- [PROBLEM]: Give exactly the lines from the one with "Type out the text in this image." through the final line of the listing below, both included, leaving out any pictures.

- [INFORMATION GIVEN]:
- - -
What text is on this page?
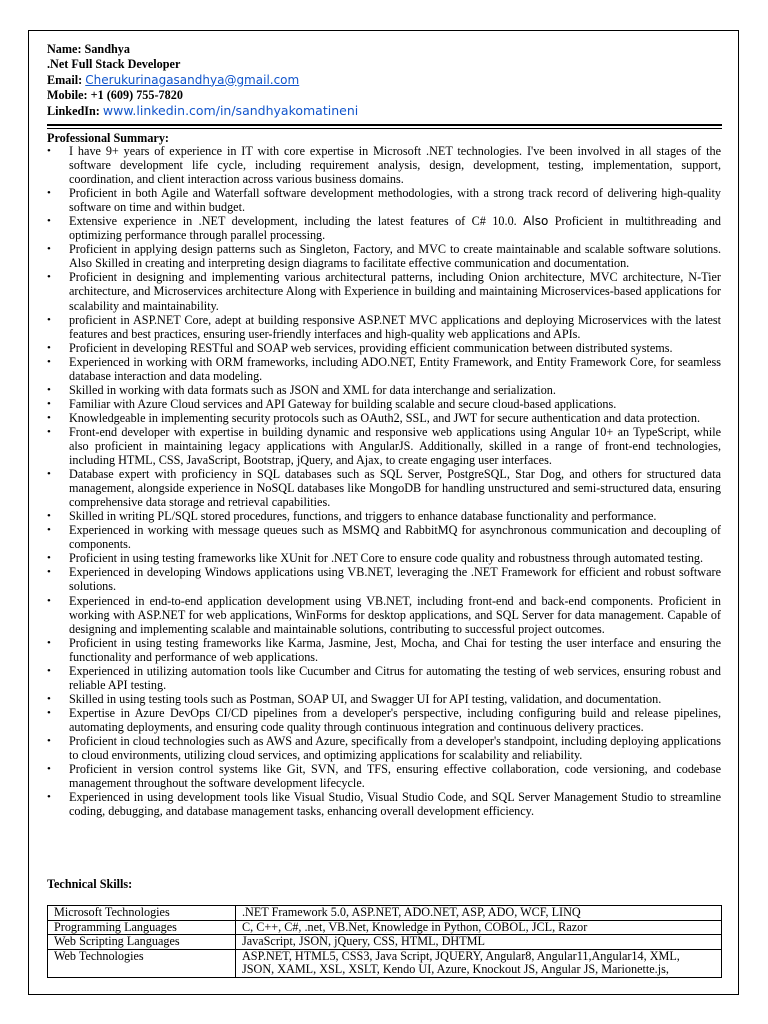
Name: Sandhya
.Net Full Stack Developer
Email: Cherukurinagasandhya@gmail.com
Mobile: +1 (609) 755-7820
LinkedIn: www.linkedin.com/in/sandhyakomatineni
Professional Summary:
• I have 9+ years of experience in IT with core expertise in Microsoft .NET technologies. I've been involved in all stages of the software development life cycle, including requirement analysis, design, development, testing, implementation, support, coordination, and client interaction across various business domains.
• Proficient in both Agile and Waterfall software development methodologies, with a strong track record of delivering high-quality software on time and within budget.
• Extensive experience in .NET development, including the latest features of C# 10.0. Also Proficient in multithreading and optimizing performance through parallel processing.
• Proficient in applying design patterns such as Singleton, Factory, and MVC to create maintainable and scalable software solutions. Also Skilled in creating and interpreting design diagrams to facilitate effective communication and documentation.
• Proficient in designing and implementing various architectural patterns, including Onion architecture, MVC architecture, N-Tier architecture, and Microservices architecture Along with Experience in building and maintaining Microservices-based applications for scalability and maintainability.
• proficient in ASP.NET Core, adept at building responsive ASP.NET MVC applications and deploying Microservices with the latest features and best practices, ensuring user-friendly interfaces and high-quality web applications and APIs.
• Proficient in developing RESTful and SOAP web services, providing efficient communication between distributed systems.
• Experienced in working with ORM frameworks, including ADO.NET, Entity Framework, and Entity Framework Core, for seamless database interaction and data modeling.
• Skilled in working with data formats such as JSON and XML for data interchange and serialization.
• Familiar with Azure Cloud services and API Gateway for building scalable and secure cloud-based applications.
• Knowledgeable in implementing security protocols such as OAuth2, SSL, and JWT for secure authentication and data protection.
• Front-end developer with expertise in building dynamic and responsive web applications using Angular 10+ an TypeScript, while also proficient in maintaining legacy applications with AngularJS. Additionally, skilled in a range of front-end technologies, including HTML, CSS, JavaScript, Bootstrap, jQuery, and Ajax, to create engaging user interfaces.
• Database expert with proficiency in SQL databases such as SQL Server, PostgreSQL, Star Dog, and others for structured data management, alongside experience in NoSQL databases like MongoDB for handling unstructured and semi-structured data, ensuring comprehensive data storage and retrieval capabilities.
• Skilled in writing PL/SQL stored procedures, functions, and triggers to enhance database functionality and performance.
• Experienced in working with message queues such as MSMQ and RabbitMQ for asynchronous communication and decoupling of components.
• Proficient in using testing frameworks like XUnit for .NET Core to ensure code quality and robustness through automated testing.
• Experienced in developing Windows applications using VB.NET, leveraging the .NET Framework for efficient and robust software solutions.
• Experienced in end-to-end application development using VB.NET, including front-end and back-end components. Proficient in working with ASP.NET for web applications, WinForms for desktop applications, and SQL Server for data management. Capable of designing and implementing scalable and maintainable solutions, contributing to successful project outcomes.
• Proficient in using testing frameworks like Karma, Jasmine, Jest, Mocha, and Chai for testing the user interface and ensuring the functionality and performance of web applications.
• Experienced in utilizing automation tools like Cucumber and Citrus for automating the testing of web services, ensuring robust and reliable API testing.
• Skilled in using testing tools such as Postman, SOAP UI, and Swagger UI for API testing, validation, and documentation.
• Expertise in Azure DevOps CI/CD pipelines from a developer's perspective, including configuring build and release pipelines, automating deployments, and ensuring code quality through continuous integration and continuous delivery practices.
• Proficient in cloud technologies such as AWS and Azure, specifically from a developer's standpoint, including deploying applications to cloud environments, utilizing cloud services, and optimizing applications for scalability and reliability.
• Proficient in version control systems like Git, SVN, and TFS, ensuring effective collaboration, code versioning, and codebase management throughout the software development lifecycle.
• Experienced in using development tools like Visual Studio, Visual Studio Code, and SQL Server Management Studio to streamline coding, debugging, and database management tasks, enhancing overall development efficiency.
Technical Skills:
Microsoft Technologies	.NET Framework 5.0, ASP.NET, ADO.NET, ASP, ADO, WCF, LINQ
Programming Languages	C, C++, C#, .net, VB.Net, Knowledge in Python, COBOL, JCL, Razor
Web Scripting Languages	JavaScript, JSON, jQuery, CSS, HTML, DHTML
Web Technologies	ASP.NET, HTML5, CSS3, Java Script, JQUERY, Angular8, Angular11,Angular14, XML, JSON, XAML, XSL, XSLT, Kendo UI, Azure, Knockout JS, Angular JS, Marionette.js,
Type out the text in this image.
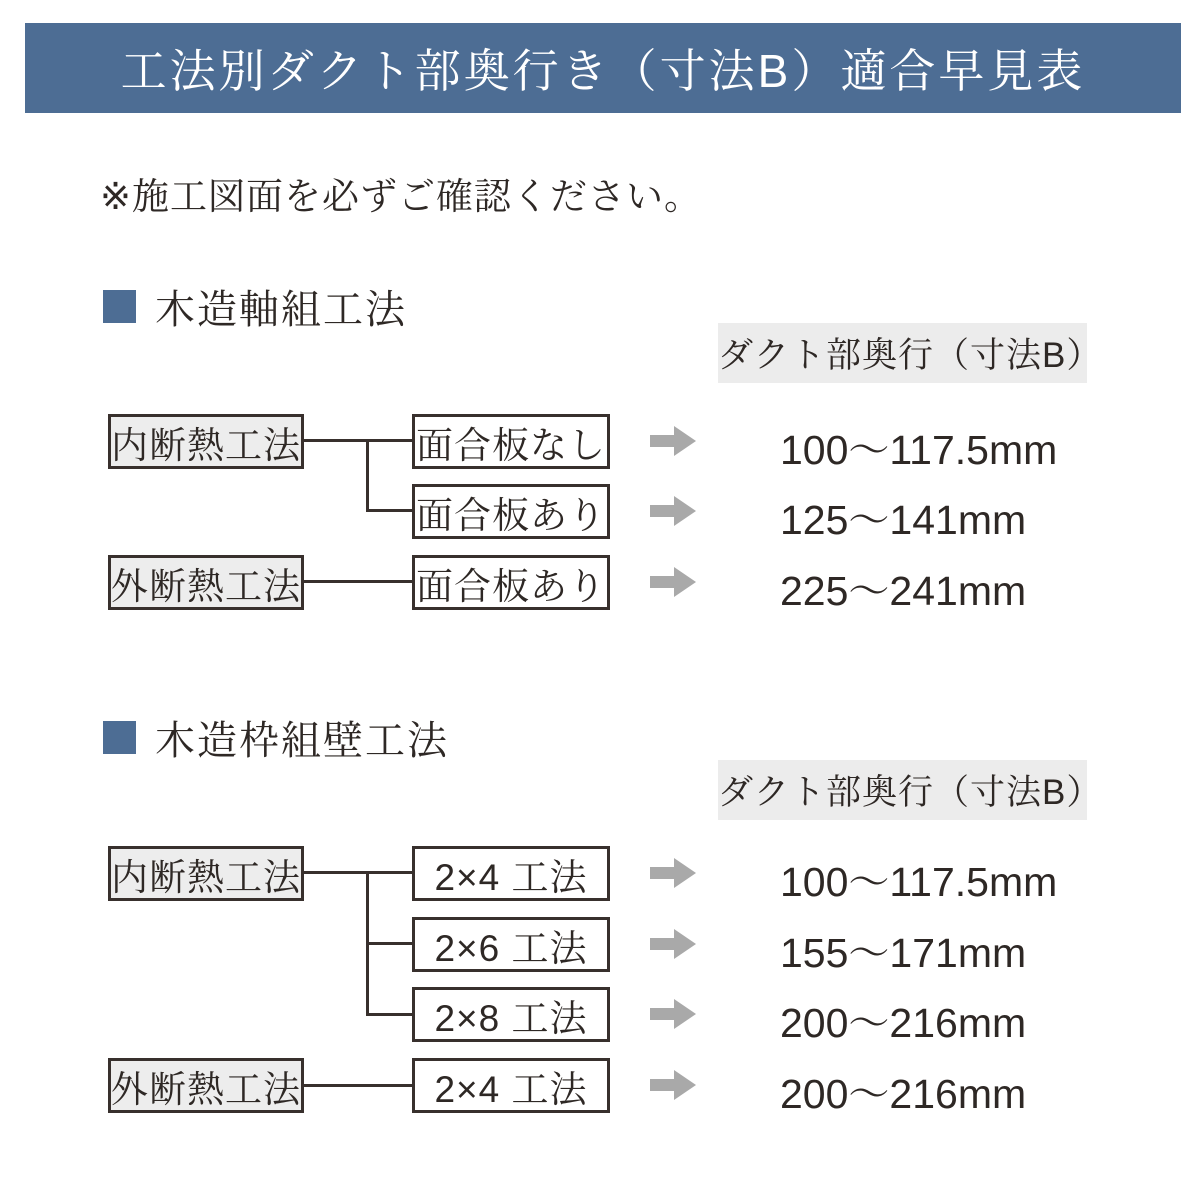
工法別ダクト部奥行き（寸法B）適合早見表
※施工図面を必ずご確認ください。
木造軸組工法
ダクト部奥行（寸法B）
内断熱工法
外断熱工法
面合板なし
面合板あり
面合板あり
100〜117.5mm
125〜141mm
225〜241mm
木造枠組壁工法
ダクト部奥行（寸法B）
内断熱工法
外断熱工法
2×4 工法
2×6 工法
2×8 工法
2×4 工法
100〜117.5mm
155〜171mm
200〜216mm
200〜216mm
- - -
- [EXPECTED OUTPUT]:
Type out the text in this image.
工法別ダクト部奥行き（寸法B）適合早見表
※施工図面を必ずご確認ください。
木造軸組工法
ダクト部奥行（寸法B）
内断熱工法
外断熱工法
面合板なし
面合板あり
面合板あり
100〜117.5mm
125〜141mm
225〜241mm
木造枠組壁工法
ダクト部奥行（寸法B）
内断熱工法
外断熱工法
2×4 工法
2×6 工法
2×8 工法
2×4 工法
100〜117.5mm
155〜171mm
200〜216mm
200〜216mm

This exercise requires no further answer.